(Exercise description)
Repeat every line of the data exactly, but not the pictures.

(Source data)
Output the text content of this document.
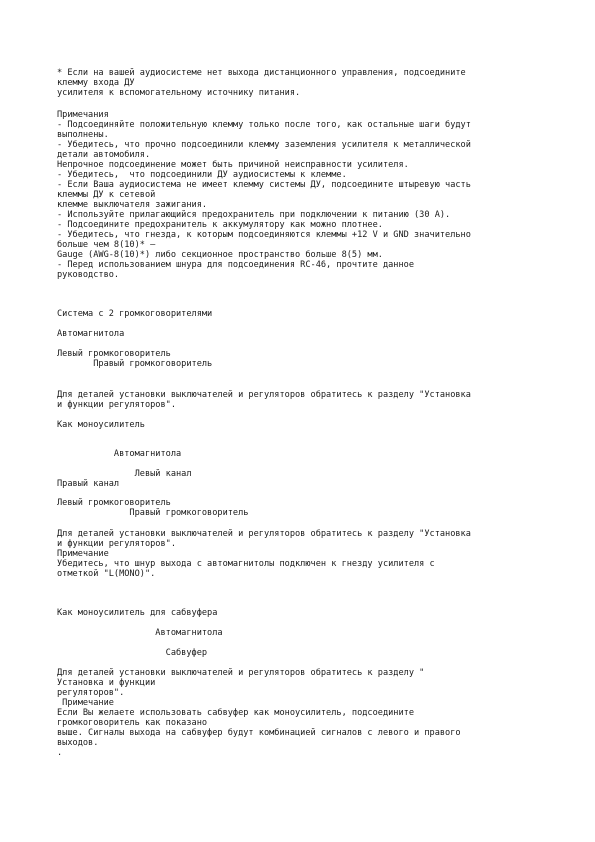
* Если на вашей аудиосистеме нет выхода дистанционного управления, подсоедините

клемму входа ДУ

усилителя к вспомогательному источнику питания.

Примечания

- Подсоединяйте положительную клемму только после того, как остальные шаги будут

выполнены.

- Убедитесь, что прочно подсоединили клемму заземления усилителя к металлической

детали автомобиля.

Непрочное подсоединение может быть причиной неисправности усилителя.

- Убедитесь,  что подсоединили ДУ аудиосистемы к клемме.

- Если Ваша аудиосистема не имеет клемму системы ДУ, подсоедините штыревую часть

клеммы ДУ к сетевой

клемме выключателя зажигания.

- Используйте прилагающийся предохранитель при подключении к питанию (30 А).

- Подсоедините предохранитель к аккумулятору как можно плотнее.

- Убедитесь, что гнезда, к которым подсоединяются клеммы +12 V и GND значительно

больше чем 8(10)* –

Gauge (AWG-8(10)*) либо секционное пространство больше 8(5) мм.

- Перед использованием шнура для подсоединения RC-46, прочтите данное

руководство.

Система с 2 громкоговорителями

Автомагнитола

Левый громкоговоритель

Правый громкоговоритель

Для деталей установки выключателей и регуляторов обратитесь к разделу "Установка

и функции регуляторов".

Как моноусилитель

Автомагнитола

Левый канал

Правый канал

Левый громкоговоритель

Правый громкоговоритель

Для деталей установки выключателей и регуляторов обратитесь к разделу "Установка

и функции регуляторов".

Примечание

Убедитесь, что шнур выхода с автомагнитолы подключен к гнезду усилителя с

отметкой "L(MONO)".

Как моноусилитель для сабвуфера

Автомагнитола

Сабвуфер

Для деталей установки выключателей и регуляторов обратитесь к разделу "

Установка и функции

регуляторов".

Примечание

Если Вы желаете использовать сабвуфер как моноусилитель, подсоедините

громкоговоритель как показано

выше. Сигналы выхода на сабвуфер будут комбинацией сигналов с левого и правого

выходов.

.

(Exercise solution)
Output the text content of this document.
* Если на вашей аудиосистеме нет выхода дистанционного управления, подсоедините

клемму входа ДУ

усилителя к вспомогательному источнику питания.

Примечания

- Подсоединяйте положительную клемму только после того, как остальные шаги будут

выполнены.

- Убедитесь, что прочно подсоединили клемму заземления усилителя к металлической

детали автомобиля.

Непрочное подсоединение может быть причиной неисправности усилителя.

- Убедитесь,  что подсоединили ДУ аудиосистемы к клемме.

- Если Ваша аудиосистема не имеет клемму системы ДУ, подсоедините штыревую часть

клеммы ДУ к сетевой

клемме выключателя зажигания.

- Используйте прилагающийся предохранитель при подключении к питанию (30 А).

- Подсоедините предохранитель к аккумулятору как можно плотнее.

- Убедитесь, что гнезда, к которым подсоединяются клеммы +12 V и GND значительно

больше чем 8(10)* –

Gauge (AWG-8(10)*) либо секционное пространство больше 8(5) мм.

- Перед использованием шнура для подсоединения RC-46, прочтите данное

руководство.

Система с 2 громкоговорителями

Автомагнитола

Левый громкоговоритель

Правый громкоговоритель

Для деталей установки выключателей и регуляторов обратитесь к разделу "Установка

и функции регуляторов".

Как моноусилитель

Автомагнитола

Левый канал

Правый канал

Левый громкоговоритель

Правый громкоговоритель

Для деталей установки выключателей и регуляторов обратитесь к разделу "Установка

и функции регуляторов".

Примечание

Убедитесь, что шнур выхода с автомагнитолы подключен к гнезду усилителя с

отметкой "L(MONO)".

Как моноусилитель для сабвуфера

Автомагнитола

Сабвуфер

Для деталей установки выключателей и регуляторов обратитесь к разделу "

Установка и функции

регуляторов".

Примечание

Если Вы желаете использовать сабвуфер как моноусилитель, подсоедините

громкоговоритель как показано

выше. Сигналы выхода на сабвуфер будут комбинацией сигналов с левого и правого

выходов.

.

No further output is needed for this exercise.